**Data supplied**
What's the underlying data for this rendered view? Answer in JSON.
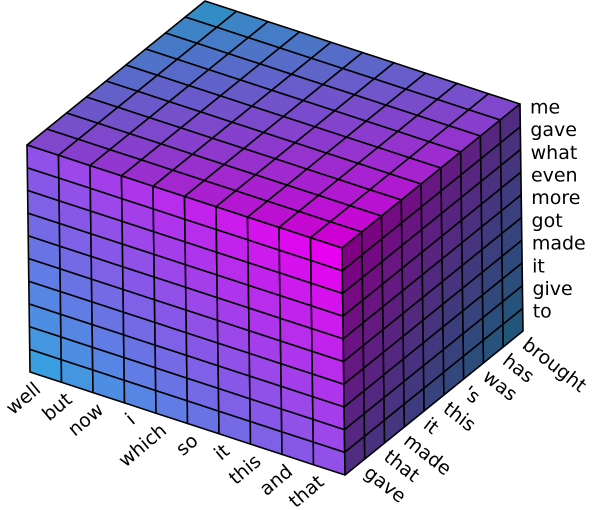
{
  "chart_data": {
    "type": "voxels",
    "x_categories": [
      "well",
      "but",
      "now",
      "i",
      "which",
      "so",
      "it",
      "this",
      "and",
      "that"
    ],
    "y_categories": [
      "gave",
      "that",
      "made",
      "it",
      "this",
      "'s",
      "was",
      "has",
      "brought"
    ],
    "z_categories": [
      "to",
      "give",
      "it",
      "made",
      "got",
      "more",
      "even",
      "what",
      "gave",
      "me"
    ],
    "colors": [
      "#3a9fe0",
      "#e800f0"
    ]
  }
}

==

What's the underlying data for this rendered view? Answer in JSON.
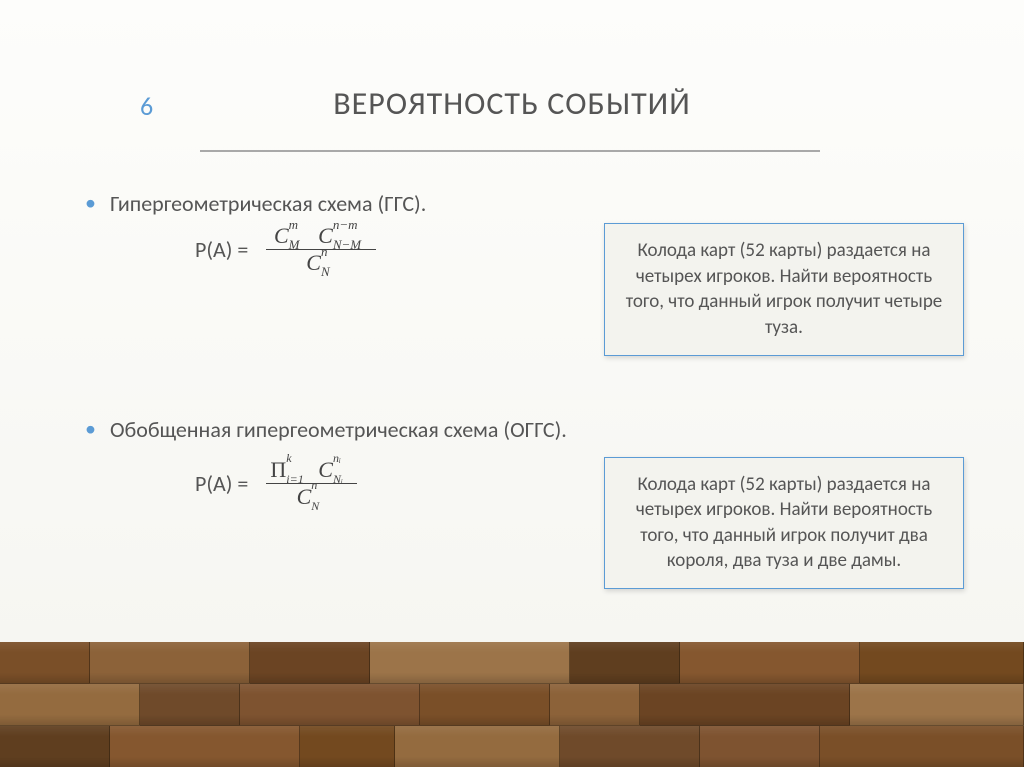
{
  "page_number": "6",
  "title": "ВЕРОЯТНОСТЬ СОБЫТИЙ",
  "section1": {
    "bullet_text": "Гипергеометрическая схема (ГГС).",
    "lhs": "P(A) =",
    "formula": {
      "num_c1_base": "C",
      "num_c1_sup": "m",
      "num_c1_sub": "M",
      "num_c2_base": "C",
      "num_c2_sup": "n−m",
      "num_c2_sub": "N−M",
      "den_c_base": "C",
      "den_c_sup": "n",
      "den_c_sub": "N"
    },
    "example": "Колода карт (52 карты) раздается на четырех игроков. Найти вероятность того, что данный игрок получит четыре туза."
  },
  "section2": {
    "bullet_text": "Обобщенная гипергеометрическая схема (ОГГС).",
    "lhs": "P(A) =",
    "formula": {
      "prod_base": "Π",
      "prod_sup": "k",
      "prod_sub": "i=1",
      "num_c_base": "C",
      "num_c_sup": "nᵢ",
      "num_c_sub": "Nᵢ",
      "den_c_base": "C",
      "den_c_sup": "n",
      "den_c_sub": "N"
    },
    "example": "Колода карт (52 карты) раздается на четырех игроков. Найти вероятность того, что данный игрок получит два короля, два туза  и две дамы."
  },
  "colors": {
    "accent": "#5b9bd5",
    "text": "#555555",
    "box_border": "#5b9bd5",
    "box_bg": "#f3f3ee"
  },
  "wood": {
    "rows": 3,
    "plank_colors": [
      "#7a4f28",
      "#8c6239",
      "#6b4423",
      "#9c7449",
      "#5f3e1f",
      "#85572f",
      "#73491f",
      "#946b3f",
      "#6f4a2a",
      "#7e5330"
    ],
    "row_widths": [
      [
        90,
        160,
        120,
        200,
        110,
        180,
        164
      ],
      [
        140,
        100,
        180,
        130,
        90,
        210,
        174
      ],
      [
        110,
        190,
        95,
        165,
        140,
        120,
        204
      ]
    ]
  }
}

**Given problem**
Go through the records above, find every line with the word "карты", and list those lines.

**Written solution**
    "example": "Колода карт (52 карты) раздается на четырех игроков. Найти вероятность того, что данный игрок получит четыре туза."
    "example": "Колода карт (52 карты) раздается на четырех игроков. Найти вероятность того, что данный игрок получит два короля, два туза  и две дамы."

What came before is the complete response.